[Rendered page images]
· · · · · · ·

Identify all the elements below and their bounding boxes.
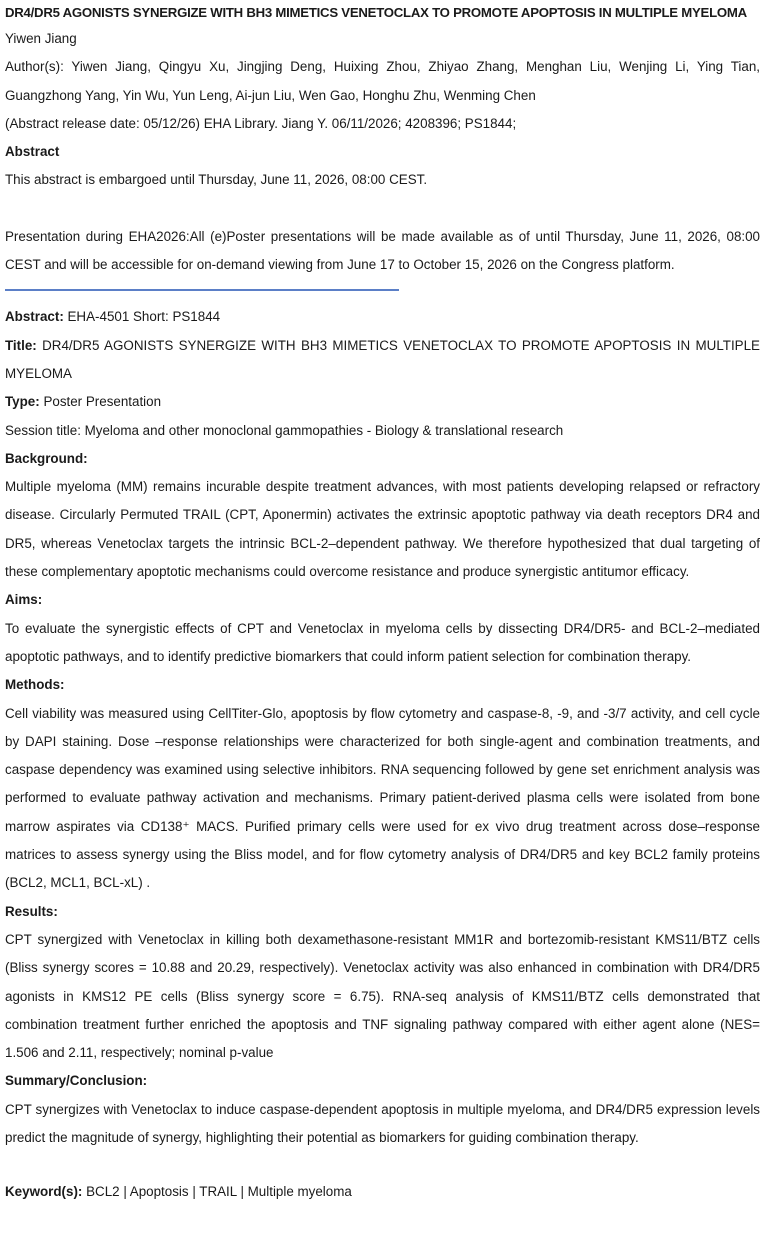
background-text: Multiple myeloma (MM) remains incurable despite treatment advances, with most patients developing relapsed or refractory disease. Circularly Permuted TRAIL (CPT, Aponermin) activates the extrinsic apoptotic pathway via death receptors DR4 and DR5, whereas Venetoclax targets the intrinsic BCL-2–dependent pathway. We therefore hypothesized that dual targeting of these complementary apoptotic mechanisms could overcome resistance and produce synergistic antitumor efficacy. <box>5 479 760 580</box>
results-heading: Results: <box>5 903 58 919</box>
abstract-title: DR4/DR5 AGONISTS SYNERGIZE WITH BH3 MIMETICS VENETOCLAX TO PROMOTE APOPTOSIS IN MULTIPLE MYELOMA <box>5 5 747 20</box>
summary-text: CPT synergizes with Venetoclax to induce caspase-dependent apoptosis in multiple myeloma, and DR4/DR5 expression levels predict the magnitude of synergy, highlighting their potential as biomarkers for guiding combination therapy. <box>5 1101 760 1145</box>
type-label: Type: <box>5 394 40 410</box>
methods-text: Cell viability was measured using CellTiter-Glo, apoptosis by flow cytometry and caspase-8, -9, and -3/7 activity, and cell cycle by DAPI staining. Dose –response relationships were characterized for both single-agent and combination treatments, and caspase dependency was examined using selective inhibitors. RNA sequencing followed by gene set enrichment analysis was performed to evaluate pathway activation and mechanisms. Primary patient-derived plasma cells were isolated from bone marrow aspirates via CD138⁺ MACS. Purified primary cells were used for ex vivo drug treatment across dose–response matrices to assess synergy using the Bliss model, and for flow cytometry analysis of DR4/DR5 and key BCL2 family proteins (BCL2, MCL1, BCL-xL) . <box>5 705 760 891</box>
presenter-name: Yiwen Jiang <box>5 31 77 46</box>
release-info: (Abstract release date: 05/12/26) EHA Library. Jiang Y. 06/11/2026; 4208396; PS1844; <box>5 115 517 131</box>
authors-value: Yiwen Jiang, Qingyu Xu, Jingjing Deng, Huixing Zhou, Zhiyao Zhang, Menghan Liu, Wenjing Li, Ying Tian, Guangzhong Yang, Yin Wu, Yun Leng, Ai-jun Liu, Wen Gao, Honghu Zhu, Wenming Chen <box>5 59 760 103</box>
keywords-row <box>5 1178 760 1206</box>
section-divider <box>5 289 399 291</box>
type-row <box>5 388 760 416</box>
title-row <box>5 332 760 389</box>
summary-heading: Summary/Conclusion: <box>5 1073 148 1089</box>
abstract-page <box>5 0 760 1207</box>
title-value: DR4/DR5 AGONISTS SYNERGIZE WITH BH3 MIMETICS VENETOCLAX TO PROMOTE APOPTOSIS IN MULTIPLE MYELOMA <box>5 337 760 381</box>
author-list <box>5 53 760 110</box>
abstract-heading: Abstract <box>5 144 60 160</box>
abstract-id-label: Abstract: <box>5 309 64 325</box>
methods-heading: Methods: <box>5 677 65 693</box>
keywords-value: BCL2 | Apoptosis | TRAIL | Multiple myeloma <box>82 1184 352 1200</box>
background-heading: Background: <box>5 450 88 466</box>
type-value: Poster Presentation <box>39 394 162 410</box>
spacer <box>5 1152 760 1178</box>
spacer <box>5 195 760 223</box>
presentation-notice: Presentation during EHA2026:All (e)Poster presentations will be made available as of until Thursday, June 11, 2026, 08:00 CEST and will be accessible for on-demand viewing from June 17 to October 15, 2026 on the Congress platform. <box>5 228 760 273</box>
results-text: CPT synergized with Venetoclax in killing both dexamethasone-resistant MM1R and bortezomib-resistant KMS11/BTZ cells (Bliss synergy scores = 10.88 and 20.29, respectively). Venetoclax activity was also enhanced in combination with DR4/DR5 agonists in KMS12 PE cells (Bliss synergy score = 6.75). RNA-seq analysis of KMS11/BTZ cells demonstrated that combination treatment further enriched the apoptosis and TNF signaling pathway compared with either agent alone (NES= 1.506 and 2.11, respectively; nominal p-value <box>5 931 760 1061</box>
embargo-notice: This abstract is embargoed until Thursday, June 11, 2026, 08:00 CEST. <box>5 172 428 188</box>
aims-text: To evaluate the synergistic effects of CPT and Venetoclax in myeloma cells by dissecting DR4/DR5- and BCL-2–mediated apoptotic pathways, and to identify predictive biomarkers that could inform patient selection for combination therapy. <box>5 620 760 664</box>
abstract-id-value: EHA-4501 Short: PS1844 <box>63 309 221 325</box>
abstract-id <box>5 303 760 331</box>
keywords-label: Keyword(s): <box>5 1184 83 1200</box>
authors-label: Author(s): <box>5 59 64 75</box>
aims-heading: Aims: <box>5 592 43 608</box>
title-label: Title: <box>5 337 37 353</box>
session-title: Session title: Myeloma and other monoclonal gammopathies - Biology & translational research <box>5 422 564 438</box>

· · · · · · ·

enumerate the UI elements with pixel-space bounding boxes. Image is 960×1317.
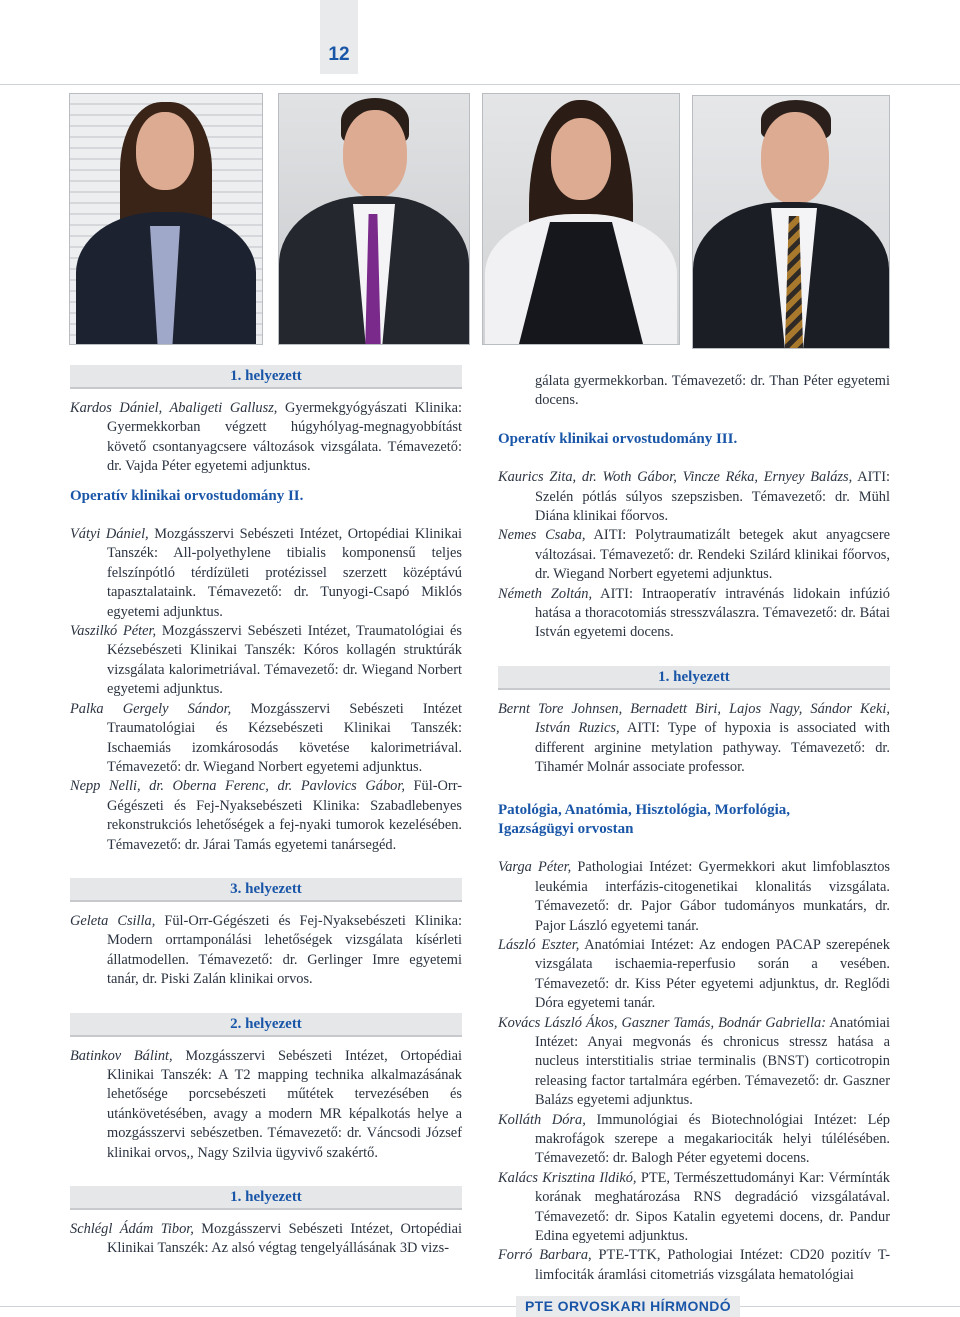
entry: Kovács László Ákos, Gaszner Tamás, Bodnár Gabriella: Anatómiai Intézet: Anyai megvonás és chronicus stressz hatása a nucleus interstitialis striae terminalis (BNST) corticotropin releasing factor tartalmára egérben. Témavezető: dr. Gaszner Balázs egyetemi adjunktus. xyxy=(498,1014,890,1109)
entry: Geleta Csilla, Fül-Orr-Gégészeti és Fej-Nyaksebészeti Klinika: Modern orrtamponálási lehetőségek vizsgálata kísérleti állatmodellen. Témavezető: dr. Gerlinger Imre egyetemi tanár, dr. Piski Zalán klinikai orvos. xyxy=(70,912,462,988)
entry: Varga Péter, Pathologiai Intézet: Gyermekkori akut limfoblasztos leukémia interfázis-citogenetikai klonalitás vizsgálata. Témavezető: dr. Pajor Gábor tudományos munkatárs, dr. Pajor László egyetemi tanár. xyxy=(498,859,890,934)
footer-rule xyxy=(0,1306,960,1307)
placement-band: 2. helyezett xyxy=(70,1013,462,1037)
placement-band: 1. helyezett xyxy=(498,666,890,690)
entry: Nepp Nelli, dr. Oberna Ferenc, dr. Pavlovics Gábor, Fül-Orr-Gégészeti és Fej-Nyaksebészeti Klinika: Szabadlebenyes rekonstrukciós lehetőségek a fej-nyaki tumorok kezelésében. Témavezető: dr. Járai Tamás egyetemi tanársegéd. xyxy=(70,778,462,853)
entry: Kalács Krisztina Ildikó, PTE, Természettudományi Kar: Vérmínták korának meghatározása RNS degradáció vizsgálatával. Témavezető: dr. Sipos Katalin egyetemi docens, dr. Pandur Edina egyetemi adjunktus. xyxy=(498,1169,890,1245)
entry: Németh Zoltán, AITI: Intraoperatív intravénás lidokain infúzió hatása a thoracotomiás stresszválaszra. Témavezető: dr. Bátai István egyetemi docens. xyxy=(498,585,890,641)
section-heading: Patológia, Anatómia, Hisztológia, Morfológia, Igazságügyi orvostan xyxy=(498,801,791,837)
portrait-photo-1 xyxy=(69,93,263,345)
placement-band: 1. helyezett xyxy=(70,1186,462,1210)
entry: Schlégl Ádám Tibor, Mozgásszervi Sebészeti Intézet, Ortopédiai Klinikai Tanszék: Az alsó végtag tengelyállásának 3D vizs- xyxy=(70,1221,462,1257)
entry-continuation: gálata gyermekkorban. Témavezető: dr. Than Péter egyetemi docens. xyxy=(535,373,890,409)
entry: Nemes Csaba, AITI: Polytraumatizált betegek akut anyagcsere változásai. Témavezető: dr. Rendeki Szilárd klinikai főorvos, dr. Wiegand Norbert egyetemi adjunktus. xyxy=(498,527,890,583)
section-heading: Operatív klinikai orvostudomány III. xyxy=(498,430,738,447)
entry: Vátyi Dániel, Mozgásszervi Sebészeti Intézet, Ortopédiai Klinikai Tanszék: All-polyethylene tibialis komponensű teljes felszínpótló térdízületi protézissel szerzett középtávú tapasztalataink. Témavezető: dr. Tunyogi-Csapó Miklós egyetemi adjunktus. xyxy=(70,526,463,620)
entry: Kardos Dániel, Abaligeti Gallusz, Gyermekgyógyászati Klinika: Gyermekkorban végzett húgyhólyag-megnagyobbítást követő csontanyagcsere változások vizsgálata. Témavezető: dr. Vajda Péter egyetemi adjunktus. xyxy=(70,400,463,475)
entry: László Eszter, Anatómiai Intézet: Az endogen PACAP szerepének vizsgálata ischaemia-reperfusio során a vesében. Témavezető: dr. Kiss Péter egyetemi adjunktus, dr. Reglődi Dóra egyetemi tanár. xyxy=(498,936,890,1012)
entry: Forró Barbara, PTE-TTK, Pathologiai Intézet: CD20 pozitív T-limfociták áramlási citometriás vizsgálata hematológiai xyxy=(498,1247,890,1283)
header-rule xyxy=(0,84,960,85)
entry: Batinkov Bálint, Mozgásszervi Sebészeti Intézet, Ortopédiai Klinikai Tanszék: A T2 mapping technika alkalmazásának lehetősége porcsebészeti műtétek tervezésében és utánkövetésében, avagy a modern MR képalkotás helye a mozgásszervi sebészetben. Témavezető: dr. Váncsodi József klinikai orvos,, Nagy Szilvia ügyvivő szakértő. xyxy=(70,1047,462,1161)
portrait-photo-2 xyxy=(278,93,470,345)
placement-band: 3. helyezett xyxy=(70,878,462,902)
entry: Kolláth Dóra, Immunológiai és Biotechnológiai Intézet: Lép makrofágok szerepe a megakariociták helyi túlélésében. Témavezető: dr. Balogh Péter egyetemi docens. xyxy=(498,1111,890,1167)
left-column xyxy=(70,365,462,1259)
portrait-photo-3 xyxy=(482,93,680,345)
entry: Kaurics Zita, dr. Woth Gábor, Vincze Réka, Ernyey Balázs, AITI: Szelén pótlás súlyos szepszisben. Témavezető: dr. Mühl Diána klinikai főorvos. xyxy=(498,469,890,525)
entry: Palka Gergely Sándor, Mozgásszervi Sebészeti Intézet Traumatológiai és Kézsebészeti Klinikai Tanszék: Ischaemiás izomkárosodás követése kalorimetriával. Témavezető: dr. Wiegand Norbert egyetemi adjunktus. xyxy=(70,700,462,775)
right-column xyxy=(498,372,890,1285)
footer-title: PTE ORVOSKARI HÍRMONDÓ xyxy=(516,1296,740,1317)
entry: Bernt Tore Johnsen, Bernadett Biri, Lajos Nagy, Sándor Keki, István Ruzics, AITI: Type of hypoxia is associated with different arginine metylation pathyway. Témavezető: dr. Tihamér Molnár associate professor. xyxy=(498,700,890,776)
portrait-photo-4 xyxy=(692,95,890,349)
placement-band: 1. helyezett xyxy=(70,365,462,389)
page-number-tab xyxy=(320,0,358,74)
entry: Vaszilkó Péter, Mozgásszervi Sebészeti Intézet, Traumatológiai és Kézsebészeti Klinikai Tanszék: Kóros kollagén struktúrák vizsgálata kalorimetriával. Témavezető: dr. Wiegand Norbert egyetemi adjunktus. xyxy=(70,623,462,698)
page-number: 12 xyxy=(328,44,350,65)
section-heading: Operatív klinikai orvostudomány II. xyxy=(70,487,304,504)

· · · · · · ·

- **What needs to be done**:
Which lines of the data contain "bounding"? Copy them all.

- **Answer box**:
Identify all the elements below and their bounding boxes.
enumerate the UI elements with pixel-space bounding boxes. Image is 960×1317.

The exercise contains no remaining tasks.